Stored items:

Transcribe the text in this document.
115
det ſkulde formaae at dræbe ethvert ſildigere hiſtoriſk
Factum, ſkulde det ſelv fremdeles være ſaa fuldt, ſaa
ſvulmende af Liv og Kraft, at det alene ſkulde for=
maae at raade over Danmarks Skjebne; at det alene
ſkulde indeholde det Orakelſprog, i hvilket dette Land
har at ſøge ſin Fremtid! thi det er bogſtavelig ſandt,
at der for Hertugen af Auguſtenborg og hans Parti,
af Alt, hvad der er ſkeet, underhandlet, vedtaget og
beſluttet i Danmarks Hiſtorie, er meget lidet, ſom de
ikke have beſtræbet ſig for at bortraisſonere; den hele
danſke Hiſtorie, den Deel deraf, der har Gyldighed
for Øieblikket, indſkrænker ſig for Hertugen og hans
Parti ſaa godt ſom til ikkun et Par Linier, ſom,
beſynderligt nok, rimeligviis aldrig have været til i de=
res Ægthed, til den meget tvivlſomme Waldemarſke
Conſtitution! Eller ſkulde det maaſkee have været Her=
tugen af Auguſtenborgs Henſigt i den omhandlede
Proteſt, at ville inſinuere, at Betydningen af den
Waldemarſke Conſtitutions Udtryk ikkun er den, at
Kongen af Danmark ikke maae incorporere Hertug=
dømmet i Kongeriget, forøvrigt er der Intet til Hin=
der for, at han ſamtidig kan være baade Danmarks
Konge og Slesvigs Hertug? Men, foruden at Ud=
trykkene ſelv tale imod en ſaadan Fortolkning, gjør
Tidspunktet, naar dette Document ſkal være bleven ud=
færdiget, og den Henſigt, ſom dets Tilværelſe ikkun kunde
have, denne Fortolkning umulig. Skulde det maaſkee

---

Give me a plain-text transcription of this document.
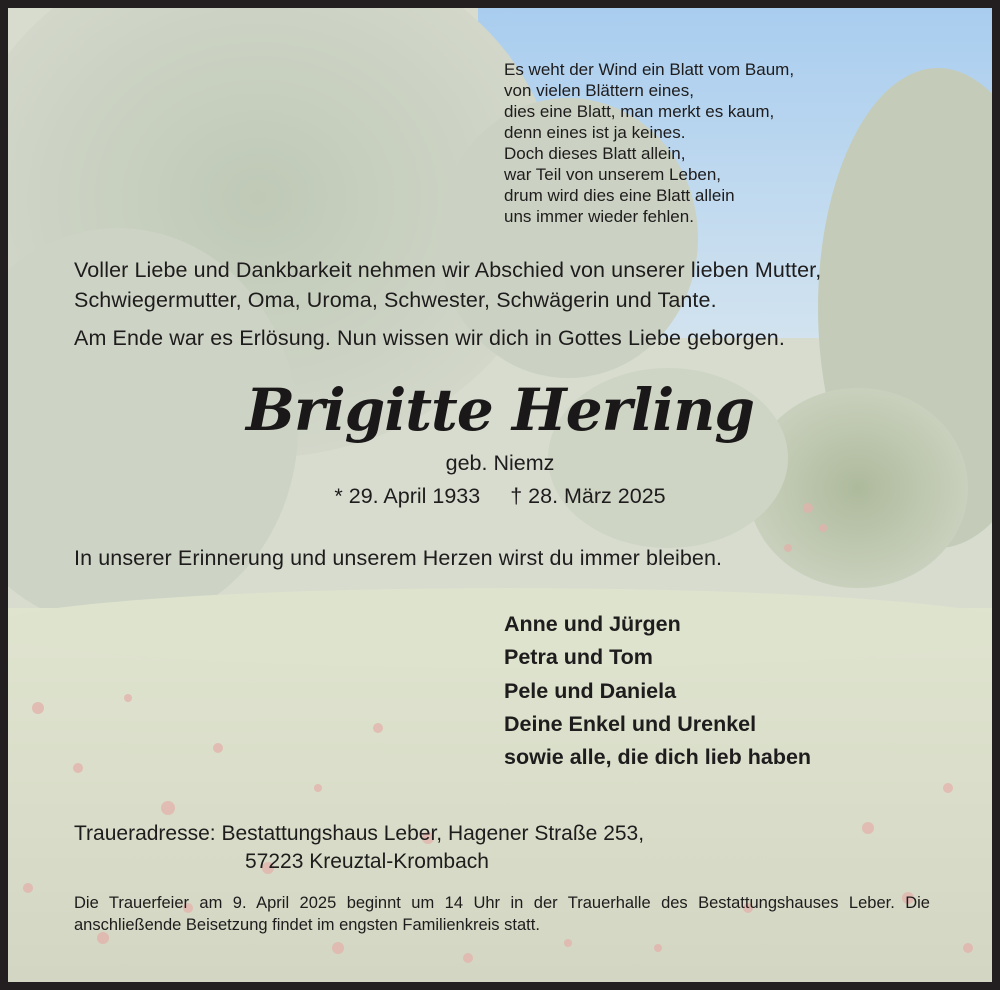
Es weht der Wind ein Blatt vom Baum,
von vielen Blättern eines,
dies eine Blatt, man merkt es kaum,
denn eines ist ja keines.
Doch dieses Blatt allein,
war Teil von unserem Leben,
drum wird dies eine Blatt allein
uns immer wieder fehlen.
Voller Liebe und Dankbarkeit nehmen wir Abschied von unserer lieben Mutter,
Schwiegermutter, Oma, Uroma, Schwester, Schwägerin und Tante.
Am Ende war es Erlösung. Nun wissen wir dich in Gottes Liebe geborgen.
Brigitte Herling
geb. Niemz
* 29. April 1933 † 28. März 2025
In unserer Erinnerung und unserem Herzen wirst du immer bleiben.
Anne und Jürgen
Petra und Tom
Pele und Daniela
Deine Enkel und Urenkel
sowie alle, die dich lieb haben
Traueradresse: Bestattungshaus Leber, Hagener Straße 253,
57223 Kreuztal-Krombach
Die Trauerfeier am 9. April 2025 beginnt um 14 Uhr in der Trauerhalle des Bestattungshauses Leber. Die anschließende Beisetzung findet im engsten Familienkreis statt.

* * *

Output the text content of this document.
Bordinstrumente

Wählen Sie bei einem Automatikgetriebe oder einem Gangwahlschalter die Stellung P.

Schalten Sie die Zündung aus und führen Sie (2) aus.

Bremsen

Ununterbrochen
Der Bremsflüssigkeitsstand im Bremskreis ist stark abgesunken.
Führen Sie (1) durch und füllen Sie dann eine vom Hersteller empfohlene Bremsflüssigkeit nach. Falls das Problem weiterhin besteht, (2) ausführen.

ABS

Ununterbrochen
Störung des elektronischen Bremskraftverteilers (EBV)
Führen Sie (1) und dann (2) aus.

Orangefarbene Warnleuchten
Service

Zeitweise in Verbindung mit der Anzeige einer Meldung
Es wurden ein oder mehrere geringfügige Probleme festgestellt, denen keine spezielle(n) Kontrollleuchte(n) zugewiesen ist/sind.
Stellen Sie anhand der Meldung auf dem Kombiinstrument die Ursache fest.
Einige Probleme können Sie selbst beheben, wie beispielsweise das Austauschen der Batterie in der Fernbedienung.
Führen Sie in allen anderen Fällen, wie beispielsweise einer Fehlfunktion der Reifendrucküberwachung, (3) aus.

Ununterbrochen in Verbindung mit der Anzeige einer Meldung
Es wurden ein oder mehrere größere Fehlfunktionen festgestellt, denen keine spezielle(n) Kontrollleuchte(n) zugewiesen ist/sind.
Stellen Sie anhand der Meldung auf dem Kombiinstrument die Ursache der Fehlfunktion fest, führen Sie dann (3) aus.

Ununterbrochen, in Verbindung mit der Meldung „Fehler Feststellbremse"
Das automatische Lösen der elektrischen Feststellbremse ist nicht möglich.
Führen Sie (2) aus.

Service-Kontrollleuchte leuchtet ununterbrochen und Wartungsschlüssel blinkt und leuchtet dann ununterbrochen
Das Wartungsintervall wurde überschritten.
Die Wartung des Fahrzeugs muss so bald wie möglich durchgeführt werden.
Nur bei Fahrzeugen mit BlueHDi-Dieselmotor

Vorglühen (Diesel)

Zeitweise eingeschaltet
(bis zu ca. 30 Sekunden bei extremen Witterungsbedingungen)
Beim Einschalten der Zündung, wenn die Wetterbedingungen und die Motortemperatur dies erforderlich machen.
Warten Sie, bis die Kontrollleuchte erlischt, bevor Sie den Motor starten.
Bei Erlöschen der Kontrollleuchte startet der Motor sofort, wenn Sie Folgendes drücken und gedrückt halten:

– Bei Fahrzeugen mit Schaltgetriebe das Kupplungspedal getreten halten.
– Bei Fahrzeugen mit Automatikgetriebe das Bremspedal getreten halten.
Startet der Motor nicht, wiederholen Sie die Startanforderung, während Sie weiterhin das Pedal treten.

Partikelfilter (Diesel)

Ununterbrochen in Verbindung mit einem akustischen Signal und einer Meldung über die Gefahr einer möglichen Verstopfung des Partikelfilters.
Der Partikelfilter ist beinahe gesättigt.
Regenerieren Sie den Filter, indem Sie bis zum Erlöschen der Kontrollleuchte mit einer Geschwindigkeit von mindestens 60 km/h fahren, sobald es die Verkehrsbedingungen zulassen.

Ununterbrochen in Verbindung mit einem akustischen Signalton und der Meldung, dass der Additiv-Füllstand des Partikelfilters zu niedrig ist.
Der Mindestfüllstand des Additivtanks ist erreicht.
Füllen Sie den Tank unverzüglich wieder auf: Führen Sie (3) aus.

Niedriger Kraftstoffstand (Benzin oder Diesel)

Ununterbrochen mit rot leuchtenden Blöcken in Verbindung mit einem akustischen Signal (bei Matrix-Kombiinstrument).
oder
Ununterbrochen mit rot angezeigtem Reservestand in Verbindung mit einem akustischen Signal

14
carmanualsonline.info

■ **GIVEN REQUEST**
Find the word "sind" and list each line it appears in.

■ **THE SOLUTION**
Es wurden ein oder mehrere geringfügige Probleme festgestellt, denen keine spezielle(n) Kontrollleuchte(n) zugewiesen ist/sind.
Es wurden ein oder mehrere größere Fehlfunktionen festgestellt, denen keine spezielle(n) Kontrollleuchte(n) zugewiesen ist/sind.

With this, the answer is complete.